DESCRIZIONE DEL COMPITO = Trascrivi per intero, senza alcuna modifica, il testo sul concerto di Lakecia Benjamin riportato qui sotto.

DOCUMENTO DI ORIGINE =
Lakecia Benjamin (foto Chiara Broccoli)

Questo senso di comunità ha rappresentato anche il leitmotiv degli ascolti che Musica Jazz ha fatto al festival. La pandemia, le guerre, la crisi climatica, la disuguaglianza di genere non sono fenomeni circoscritti ma ci riguardano globalmente. Quale causa di queste catastrofi, l’umanità tutta deve unirsi per operare un repentino cambio di rotta, e la musica diviene nuovamente arma di pace, atto politico, strumento per scuotere le coscienze. Lo è la musica della newyorkese Lakecia Benjamin, il cui live fanese ha rappresentato una vera e propria celebrazione di pace e amore universale. Sul palco la musica la attraversa. Danza, grida, rappa, si emoziona con il pubblico e suona come posseduta dallo spirito di Coltrane. Benjamin è al contempo coinvolgente, determinata e spigliata; pare non faticare minimamente a suonare il suo strumento, il sax alto, che risulta come una normale estensione del suo respiro. Anche se il suo mentore è Gary Bartz, sembra nata “a pane e Coltrane”, col sax al posto del biberon. Benjamin è musicista, compositrice e bandleader, ma anche attivista e femminista. Sul palco della Rocca Malatestiana ha presentato alcuni brani tratti dall’ultimo album «Phoenix», alternati a perle del jazz come la versione potente e corale di My Favorite Things da lei dedicata ad Alice Coltrane; Amazing Grace, in un arrangiamento intriso di soul eseguito in duo con Zaccai Curtis al piano e A Love Supreme, scelta per chiudere la performance e ribadire l’importanza di diffondere messaggi di amore e speranza, dato che – fa notare Benjamin – le brutte notizie sono sempre dietro l’angolo.

ESTRATTO DEL DATASET =
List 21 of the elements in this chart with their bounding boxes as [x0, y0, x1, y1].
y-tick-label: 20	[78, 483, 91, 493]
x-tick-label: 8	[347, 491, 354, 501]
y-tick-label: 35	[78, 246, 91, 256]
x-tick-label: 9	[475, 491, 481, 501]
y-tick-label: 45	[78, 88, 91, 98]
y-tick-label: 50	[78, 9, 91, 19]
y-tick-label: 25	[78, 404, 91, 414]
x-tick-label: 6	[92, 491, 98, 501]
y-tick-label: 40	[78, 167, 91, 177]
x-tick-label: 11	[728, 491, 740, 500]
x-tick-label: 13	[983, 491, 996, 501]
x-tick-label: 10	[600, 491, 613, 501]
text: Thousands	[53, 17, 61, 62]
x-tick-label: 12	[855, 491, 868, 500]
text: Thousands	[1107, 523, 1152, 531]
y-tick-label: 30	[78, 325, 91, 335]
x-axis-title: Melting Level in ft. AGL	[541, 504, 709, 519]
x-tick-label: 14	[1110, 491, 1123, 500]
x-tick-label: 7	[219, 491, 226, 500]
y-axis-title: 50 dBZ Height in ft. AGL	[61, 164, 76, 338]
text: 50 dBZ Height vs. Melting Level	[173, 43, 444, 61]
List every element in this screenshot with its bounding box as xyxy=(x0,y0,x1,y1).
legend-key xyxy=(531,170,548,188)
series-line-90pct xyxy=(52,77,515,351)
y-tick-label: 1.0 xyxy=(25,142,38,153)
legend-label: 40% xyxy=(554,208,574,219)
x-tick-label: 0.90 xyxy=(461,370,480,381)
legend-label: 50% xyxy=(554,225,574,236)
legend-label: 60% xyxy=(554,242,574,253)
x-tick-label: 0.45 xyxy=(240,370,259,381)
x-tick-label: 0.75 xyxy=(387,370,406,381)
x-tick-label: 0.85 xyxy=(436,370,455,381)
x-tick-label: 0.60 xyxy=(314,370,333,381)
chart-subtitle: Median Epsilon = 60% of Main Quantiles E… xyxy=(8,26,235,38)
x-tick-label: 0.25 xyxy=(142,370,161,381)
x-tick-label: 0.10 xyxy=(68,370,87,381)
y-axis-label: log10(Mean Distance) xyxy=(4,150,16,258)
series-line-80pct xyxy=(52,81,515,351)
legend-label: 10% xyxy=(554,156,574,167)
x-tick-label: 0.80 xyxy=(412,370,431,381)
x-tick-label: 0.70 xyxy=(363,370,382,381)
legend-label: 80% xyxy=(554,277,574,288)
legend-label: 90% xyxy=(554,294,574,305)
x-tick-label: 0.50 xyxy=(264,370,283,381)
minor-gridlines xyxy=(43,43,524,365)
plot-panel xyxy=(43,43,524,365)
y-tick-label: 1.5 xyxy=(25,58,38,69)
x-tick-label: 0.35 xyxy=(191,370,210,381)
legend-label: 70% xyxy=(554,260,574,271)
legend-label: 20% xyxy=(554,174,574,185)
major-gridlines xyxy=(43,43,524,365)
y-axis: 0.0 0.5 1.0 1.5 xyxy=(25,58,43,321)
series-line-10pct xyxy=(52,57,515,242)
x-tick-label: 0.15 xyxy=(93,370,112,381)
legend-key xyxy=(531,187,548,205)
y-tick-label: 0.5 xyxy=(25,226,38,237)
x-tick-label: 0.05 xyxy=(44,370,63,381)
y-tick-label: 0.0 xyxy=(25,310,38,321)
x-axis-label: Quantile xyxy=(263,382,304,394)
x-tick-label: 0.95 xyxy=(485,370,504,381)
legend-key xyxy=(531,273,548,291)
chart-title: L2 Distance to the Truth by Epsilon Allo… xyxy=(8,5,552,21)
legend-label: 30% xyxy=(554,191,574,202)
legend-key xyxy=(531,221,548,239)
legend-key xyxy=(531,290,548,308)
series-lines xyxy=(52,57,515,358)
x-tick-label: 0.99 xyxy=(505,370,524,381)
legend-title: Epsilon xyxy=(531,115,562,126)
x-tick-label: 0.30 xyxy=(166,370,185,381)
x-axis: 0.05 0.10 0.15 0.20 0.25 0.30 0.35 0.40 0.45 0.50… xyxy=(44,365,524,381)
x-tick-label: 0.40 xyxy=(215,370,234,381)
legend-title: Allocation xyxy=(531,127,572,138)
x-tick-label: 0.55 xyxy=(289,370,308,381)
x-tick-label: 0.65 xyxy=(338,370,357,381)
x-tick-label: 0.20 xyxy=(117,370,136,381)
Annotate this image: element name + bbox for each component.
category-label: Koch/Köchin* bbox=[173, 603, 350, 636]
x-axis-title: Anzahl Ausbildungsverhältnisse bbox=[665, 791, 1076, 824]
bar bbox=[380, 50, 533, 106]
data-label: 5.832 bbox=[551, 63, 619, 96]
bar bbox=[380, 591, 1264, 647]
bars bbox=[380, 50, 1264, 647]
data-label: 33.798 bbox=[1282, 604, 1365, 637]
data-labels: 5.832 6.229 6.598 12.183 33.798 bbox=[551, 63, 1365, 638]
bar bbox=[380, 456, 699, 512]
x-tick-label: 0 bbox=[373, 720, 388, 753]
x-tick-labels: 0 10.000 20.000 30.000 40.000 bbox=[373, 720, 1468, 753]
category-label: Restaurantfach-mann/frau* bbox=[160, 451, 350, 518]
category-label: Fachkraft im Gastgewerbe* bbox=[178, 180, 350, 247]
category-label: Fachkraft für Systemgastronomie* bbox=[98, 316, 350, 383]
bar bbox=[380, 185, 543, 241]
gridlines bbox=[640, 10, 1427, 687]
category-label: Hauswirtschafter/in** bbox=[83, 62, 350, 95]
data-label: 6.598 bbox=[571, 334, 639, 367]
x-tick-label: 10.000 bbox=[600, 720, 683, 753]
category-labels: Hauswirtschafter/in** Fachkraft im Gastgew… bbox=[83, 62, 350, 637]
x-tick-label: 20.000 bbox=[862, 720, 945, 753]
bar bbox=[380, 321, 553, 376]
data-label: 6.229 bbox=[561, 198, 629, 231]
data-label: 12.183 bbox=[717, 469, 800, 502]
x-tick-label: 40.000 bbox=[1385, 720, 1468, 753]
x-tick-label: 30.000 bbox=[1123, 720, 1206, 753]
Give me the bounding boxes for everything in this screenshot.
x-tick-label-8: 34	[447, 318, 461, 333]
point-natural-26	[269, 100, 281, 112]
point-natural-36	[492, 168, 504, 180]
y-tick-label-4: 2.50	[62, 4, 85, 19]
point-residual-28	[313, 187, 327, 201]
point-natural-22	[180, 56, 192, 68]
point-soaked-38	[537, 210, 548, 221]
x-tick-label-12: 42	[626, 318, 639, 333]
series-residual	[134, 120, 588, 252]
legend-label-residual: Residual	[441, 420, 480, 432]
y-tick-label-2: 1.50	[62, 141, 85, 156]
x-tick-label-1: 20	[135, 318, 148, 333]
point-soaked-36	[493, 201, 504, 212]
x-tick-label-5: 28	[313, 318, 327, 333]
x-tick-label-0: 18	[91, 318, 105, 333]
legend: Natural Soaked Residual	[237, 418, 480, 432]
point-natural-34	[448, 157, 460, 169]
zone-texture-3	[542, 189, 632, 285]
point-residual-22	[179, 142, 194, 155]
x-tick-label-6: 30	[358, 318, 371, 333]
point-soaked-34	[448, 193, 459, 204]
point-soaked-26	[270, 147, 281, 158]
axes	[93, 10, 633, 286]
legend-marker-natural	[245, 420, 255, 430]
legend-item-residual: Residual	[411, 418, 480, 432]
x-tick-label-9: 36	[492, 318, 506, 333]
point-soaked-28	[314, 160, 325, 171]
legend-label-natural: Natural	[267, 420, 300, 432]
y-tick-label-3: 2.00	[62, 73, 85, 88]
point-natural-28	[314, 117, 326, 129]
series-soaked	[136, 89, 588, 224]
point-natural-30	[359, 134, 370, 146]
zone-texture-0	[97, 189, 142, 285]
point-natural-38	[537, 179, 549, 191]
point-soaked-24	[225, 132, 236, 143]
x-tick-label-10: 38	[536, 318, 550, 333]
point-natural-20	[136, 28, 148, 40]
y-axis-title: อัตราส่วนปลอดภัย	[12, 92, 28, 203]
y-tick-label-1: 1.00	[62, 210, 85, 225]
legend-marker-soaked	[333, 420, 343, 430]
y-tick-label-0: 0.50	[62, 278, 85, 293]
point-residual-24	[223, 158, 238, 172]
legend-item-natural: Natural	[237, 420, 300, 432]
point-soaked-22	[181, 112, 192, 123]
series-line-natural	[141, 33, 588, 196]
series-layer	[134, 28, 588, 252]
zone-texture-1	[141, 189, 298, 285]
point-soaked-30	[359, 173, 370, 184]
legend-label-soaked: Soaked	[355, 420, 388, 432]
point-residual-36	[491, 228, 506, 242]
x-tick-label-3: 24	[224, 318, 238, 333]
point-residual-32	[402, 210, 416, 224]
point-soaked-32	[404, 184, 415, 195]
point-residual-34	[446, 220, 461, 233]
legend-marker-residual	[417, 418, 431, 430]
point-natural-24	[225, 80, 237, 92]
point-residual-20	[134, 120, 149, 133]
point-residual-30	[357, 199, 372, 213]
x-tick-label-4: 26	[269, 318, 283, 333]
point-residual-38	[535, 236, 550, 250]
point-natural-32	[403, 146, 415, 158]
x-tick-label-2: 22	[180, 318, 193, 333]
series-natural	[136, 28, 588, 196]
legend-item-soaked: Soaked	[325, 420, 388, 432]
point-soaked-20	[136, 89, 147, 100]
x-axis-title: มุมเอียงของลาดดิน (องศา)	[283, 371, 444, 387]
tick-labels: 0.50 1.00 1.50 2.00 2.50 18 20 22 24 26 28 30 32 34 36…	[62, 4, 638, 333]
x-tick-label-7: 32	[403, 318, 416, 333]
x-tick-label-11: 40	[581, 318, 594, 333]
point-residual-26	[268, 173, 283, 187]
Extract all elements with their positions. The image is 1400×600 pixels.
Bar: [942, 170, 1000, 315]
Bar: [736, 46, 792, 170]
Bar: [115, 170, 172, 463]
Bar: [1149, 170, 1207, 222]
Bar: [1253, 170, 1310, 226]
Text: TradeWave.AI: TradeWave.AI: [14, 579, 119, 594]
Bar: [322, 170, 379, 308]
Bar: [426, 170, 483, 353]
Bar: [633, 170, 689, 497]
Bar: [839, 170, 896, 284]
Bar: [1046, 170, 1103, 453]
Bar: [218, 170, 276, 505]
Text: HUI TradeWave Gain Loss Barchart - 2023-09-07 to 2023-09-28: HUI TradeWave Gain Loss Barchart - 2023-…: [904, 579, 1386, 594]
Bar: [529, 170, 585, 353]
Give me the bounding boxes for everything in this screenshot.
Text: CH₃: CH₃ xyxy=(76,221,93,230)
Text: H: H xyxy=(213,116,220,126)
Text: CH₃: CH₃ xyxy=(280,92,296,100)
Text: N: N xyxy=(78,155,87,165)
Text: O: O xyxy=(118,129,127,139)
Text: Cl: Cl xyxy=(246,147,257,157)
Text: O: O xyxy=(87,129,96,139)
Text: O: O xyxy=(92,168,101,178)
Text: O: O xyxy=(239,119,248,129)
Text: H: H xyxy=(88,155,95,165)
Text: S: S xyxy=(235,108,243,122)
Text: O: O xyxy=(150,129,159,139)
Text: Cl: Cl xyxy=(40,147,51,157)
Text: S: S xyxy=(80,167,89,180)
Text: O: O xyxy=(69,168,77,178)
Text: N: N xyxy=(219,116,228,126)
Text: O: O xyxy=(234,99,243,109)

RIQUADRO RISPOSTA =
Lakecia Benjamin (foto Chiara Broccoli)

Questo senso di comunità ha rappresentato anche il leitmotiv degli ascolti che Musica Jazz ha fatto al festival. La pandemia, le guerre, la crisi climatica, la disuguaglianza di genere non sono fenomeni circoscritti ma ci riguardano globalmente. Quale causa di queste catastrofi, l’umanità tutta deve unirsi per operare un repentino cambio di rotta, e la musica diviene nuovamente arma di pace, atto politico, strumento per scuotere le coscienze. Lo è la musica della newyorkese Lakecia Benjamin, il cui live fanese ha rappresentato una vera e propria celebrazione di pace e amore universale. Sul palco la musica la attraversa. Danza, grida, rappa, si emoziona con il pubblico e suona come posseduta dallo spirito di Coltrane. Benjamin è al contempo coinvolgente, determinata e spigliata; pare non faticare minimamente a suonare il suo strumento, il sax alto, che risulta come una normale estensione del suo respiro. Anche se il suo mentore è Gary Bartz, sembra nata “a pane e Coltrane”, col sax al posto del biberon. Benjamin è musicista, compositrice e bandleader, ma anche attivista e femminista. Sul palco della Rocca Malatestiana ha presentato alcuni brani tratti dall’ultimo album «Phoenix», alternati a perle del jazz come la versione potente e corale di My Favorite Things da lei dedicata ad Alice Coltrane; Amazing Grace, in un arrangiamento intriso di soul eseguito in duo con Zaccai Curtis al piano e A Love Supreme, scelta per chiudere la performance e ribadire l’importanza di diffondere messaggi di amore e speranza, dato che – fa notare Benjamin – le brutte notizie sono sempre dietro l’angolo.